▶ _Records for the exercise_:
____

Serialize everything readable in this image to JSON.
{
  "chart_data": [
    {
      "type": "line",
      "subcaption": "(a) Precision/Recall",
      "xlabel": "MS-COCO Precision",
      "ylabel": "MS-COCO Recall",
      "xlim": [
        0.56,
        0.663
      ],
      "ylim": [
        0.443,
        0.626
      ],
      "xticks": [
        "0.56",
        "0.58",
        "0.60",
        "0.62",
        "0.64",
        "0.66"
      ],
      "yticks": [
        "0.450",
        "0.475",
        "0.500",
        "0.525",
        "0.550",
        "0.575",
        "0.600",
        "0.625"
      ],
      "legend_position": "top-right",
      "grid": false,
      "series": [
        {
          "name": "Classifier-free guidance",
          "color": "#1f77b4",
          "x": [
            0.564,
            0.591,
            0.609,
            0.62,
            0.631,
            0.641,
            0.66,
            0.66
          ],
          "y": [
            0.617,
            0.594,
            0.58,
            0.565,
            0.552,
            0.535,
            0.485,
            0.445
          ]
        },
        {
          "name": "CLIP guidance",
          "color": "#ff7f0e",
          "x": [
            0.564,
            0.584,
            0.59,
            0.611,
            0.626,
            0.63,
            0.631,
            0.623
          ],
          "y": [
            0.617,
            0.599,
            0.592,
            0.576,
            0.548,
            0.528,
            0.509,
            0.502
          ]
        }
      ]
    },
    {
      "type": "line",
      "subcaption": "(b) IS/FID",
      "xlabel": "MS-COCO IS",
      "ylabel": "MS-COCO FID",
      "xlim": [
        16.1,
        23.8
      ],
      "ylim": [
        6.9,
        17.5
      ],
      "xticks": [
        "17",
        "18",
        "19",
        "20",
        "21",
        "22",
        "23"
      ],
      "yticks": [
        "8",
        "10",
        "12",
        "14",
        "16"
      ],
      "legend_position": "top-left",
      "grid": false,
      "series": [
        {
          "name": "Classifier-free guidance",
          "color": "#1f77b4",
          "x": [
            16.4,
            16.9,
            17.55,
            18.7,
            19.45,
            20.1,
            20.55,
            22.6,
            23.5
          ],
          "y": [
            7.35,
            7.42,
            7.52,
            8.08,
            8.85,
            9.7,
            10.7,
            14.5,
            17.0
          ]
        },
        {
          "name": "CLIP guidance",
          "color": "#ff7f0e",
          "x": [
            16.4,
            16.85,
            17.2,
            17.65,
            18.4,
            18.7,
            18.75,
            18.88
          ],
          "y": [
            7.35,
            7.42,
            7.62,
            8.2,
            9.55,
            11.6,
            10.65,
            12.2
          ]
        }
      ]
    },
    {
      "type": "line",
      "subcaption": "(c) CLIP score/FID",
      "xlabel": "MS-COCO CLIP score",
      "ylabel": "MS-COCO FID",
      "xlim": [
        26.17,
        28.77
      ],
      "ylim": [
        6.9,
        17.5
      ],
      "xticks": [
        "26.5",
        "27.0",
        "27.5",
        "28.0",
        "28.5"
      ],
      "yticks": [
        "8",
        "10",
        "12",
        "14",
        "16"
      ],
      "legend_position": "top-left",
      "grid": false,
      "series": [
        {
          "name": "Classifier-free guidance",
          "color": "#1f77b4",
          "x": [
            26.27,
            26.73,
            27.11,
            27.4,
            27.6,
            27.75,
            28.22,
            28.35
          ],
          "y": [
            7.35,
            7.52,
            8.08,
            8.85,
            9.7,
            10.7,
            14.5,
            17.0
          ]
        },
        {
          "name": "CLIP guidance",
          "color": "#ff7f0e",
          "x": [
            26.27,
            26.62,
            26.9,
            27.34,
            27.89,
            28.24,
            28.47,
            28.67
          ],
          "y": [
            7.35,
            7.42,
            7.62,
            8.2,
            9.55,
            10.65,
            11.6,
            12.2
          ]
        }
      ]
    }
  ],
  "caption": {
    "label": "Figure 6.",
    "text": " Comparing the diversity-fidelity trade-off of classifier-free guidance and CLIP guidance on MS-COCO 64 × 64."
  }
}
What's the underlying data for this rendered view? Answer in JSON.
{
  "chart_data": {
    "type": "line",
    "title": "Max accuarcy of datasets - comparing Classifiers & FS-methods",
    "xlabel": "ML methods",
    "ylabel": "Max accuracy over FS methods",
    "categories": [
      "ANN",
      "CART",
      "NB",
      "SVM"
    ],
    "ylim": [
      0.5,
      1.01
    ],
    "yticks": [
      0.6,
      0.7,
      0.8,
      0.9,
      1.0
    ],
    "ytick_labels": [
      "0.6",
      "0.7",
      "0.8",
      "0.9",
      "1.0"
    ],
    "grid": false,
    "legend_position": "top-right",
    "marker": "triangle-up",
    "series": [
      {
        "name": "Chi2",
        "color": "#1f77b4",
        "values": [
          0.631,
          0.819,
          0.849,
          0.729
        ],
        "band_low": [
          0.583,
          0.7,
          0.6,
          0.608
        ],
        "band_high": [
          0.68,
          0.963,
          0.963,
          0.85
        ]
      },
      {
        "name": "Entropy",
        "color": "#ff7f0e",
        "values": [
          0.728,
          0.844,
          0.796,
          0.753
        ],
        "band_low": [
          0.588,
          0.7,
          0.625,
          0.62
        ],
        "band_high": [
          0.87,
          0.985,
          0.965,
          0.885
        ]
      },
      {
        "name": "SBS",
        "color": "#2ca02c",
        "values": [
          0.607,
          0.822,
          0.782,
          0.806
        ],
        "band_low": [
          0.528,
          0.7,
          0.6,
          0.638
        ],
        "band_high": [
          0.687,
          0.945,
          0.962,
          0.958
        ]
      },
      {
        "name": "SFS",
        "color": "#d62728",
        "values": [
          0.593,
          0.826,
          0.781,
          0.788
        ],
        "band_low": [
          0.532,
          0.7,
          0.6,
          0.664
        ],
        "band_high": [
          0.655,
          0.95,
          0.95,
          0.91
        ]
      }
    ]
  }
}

____

Report only the number of lines in the data above that contain "this".

2